**Deine Aufgabe 1**
Übernimm die Zeilen der Datensätze Wort für Wort, beginnend am Anfang der Datensätze und endend mit der Zeile, die „The advance knob 24a' is at (720, 152).“ enthält, beide eingeschlossen.
──────── Textauszug ────────
Der Empfang in Solowki

     Als ich die Fischerei-Abteilung studierte, der ich natürlich als Sträfling-Spezialist zugeteilt war, frappierten mich einige eigenartige Merkmale, die ich entdeckte. Das angelegte Kapital war gering, die Produktionskosten ungewöhnlich niedrig, und die Profite ungeheuer. Bei einem Fang von 1400 Tonnen gewann das Unternehmen im Jahre 1930 einen Reingewinn von einer Million Rubel.

     In diesem Unternehmen sind keine wirklichen Bauten von kapitalem Werte. Eine Mechanisation der Arbeit fehlte gänzlich; alles wurde mit Händen gemacht. Eine Herabsetzung des investierten Kapitals spielte folglich fast keine Rolle beim Kostenüberschlag. Sklavenarbeit ist folglich das angelegte Kapital in den Unternehmungen der GPU; sie ersetzt die kostspielige Ausstattung und die Maschinen. Die Sträflinge-Sklaven brauchen keine Pflege, sie können in ungeheizten Baracken leben, die sie selbst gebaut haben. Sie arbeiten gleich gut, ob sie verdorbenes gesalzenes Pferde- oder Kamelfleisch essen. Und schliesslich ist der Sklave eine Universalmaschine; heute gräbt er einen Kanal, morgen fällt er Bäume, und den nächsten Tag fängt er Fische. Überdies ist der Zuschuss unbegrenzt. Das einzige Erfordernis ist eine wirksame Organisation, um ihn zur Arbeit zu zwingen. Das ist die „Spezialität“ der GPU.
──────── Gezeigte Datensätze ────────
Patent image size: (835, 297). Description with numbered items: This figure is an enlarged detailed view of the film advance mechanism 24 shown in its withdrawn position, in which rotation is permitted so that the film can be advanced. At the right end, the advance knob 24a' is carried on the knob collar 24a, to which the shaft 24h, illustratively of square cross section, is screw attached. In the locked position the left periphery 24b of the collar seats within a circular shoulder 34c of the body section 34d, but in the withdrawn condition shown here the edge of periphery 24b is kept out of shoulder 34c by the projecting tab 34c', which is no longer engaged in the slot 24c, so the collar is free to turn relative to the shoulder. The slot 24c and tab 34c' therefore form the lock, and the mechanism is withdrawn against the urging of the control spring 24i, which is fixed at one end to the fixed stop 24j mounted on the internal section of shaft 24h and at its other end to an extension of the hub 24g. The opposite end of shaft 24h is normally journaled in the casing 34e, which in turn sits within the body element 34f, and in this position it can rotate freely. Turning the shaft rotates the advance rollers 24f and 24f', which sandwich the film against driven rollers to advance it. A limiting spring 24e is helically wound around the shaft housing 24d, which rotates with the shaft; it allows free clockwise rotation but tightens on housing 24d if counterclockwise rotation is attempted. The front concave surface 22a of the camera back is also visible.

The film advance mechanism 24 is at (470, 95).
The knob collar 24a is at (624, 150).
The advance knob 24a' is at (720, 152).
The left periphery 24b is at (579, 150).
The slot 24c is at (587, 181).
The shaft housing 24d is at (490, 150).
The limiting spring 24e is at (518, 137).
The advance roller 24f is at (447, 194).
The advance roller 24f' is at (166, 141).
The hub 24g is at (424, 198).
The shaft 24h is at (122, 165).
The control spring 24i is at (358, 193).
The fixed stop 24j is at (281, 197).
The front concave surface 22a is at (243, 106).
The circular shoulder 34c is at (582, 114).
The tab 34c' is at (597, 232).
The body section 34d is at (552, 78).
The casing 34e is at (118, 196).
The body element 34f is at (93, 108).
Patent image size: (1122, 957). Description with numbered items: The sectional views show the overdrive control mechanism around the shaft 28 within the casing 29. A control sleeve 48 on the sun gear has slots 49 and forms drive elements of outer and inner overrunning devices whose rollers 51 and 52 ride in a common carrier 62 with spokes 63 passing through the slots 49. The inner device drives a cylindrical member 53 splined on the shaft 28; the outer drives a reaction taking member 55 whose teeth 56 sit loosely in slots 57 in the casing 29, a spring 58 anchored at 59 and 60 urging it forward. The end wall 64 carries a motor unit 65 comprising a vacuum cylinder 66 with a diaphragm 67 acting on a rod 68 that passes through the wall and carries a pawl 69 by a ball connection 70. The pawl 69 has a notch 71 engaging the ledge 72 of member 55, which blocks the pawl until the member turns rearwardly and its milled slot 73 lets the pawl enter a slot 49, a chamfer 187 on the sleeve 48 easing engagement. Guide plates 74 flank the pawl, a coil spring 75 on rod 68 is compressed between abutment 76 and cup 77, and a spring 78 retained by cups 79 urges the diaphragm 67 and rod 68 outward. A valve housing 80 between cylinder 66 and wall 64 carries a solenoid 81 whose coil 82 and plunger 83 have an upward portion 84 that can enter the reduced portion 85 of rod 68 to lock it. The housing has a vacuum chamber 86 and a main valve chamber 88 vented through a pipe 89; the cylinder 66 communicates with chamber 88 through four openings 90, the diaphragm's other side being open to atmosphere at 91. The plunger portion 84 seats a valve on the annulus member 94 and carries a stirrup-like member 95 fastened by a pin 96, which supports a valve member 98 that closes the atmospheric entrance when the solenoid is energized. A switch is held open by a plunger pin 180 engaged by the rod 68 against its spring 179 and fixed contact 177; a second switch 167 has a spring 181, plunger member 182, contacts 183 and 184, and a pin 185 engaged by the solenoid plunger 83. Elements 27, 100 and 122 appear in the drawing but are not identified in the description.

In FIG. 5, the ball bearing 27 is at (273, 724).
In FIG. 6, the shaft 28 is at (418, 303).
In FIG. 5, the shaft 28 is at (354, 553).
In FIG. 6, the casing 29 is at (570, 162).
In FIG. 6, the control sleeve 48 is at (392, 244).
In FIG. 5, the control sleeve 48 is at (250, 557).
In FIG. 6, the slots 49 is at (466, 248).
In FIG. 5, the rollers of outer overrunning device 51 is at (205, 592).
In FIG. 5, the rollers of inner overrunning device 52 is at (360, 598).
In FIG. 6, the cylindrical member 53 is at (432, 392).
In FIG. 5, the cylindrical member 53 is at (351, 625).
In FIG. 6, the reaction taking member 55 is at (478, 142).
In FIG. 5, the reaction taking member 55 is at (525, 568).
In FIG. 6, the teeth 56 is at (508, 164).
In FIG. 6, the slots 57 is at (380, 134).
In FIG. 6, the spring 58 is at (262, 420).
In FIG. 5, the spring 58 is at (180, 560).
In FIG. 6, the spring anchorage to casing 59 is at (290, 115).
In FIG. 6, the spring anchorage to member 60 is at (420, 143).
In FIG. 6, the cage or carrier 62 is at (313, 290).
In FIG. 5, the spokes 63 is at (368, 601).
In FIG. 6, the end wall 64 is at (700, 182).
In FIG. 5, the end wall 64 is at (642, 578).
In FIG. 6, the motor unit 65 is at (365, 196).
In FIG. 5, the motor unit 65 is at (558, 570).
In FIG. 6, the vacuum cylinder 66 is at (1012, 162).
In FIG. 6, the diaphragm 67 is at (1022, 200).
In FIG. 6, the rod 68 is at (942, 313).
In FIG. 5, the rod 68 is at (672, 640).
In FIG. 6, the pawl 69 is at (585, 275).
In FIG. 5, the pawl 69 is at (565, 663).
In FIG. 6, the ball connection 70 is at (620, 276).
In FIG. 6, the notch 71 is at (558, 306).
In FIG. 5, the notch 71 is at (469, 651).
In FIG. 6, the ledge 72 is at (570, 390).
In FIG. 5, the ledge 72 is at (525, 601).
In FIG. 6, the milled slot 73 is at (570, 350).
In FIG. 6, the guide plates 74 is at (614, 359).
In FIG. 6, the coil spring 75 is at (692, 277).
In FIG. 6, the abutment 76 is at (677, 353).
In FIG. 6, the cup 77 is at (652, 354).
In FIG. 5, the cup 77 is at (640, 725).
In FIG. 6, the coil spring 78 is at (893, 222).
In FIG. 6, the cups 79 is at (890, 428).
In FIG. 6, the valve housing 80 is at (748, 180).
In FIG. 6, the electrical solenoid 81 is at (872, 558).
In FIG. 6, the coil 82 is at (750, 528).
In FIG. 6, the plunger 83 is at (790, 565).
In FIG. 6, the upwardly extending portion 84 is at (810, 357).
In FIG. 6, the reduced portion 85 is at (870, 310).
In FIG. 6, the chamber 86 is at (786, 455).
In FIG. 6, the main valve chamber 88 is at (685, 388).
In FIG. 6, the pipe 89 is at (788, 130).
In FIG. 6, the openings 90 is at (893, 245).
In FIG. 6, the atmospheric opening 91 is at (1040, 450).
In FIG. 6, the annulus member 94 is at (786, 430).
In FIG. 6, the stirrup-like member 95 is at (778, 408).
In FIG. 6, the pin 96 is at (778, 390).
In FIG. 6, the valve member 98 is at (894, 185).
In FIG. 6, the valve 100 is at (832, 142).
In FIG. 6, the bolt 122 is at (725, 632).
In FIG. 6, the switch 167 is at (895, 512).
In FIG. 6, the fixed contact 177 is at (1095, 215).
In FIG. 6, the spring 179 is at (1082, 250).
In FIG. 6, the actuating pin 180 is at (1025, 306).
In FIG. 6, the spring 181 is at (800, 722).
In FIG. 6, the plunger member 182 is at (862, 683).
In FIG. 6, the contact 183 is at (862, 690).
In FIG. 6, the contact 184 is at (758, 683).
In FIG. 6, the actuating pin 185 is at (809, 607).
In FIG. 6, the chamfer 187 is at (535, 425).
────────
**Deine Aufgabe 2**
Beantworte diese Fragen zum Textauszug:
(a) Wie hoch war der Reingewinn des Unternehmens im Jahr 1930?
(b) Was ersetzt die Sklavenarbeit in den Unternehmungen der GPU?
(c) Welches Fleisch essen die Sträflinge laut dem Textauszug?

**Ergebnis 1**
Patent image size: (835, 297). Description with numbered items: This figure is an enlarged detailed view of the film advance mechanism 24 shown in its withdrawn position, in which rotation is permitted so that the film can be advanced. At the right end, the advance knob 24a' is carried on the knob collar 24a, to which the shaft 24h, illustratively of square cross section, is screw attached. In the locked position the left periphery 24b of the collar seats within a circular shoulder 34c of the body section 34d, but in the withdrawn condition shown here the edge of periphery 24b is kept out of shoulder 34c by the projecting tab 34c', which is no longer engaged in the slot 24c, so the collar is free to turn relative to the shoulder. The slot 24c and tab 34c' therefore form the lock, and the mechanism is withdrawn against the urging of the control spring 24i, which is fixed at one end to the fixed stop 24j mounted on the internal section of shaft 24h and at its other end to an extension of the hub 24g. The opposite end of shaft 24h is normally journaled in the casing 34e, which in turn sits within the body element 34f, and in this position it can rotate freely. Turning the shaft rotates the advance rollers 24f and 24f', which sandwich the film against driven rollers to advance it. A limiting spring 24e is helically wound around the shaft housing 24d, which rotates with the shaft; it allows free clockwise rotation but tightens on housing 24d if counterclockwise rotation is attempted. The front concave surface 22a of the camera back is also visible.

The film advance mechanism 24 is at (470, 95).
The knob collar 24a is at (624, 150).
The advance knob 24a' is at (720, 152).

**Ergebnis 2**
(a) Eine Million Rubel.
(b) Die kostspielige Ausstattung und die Maschinen.
(c) Verdorbenes gesalzenes Pferde- oder Kamelfleisch.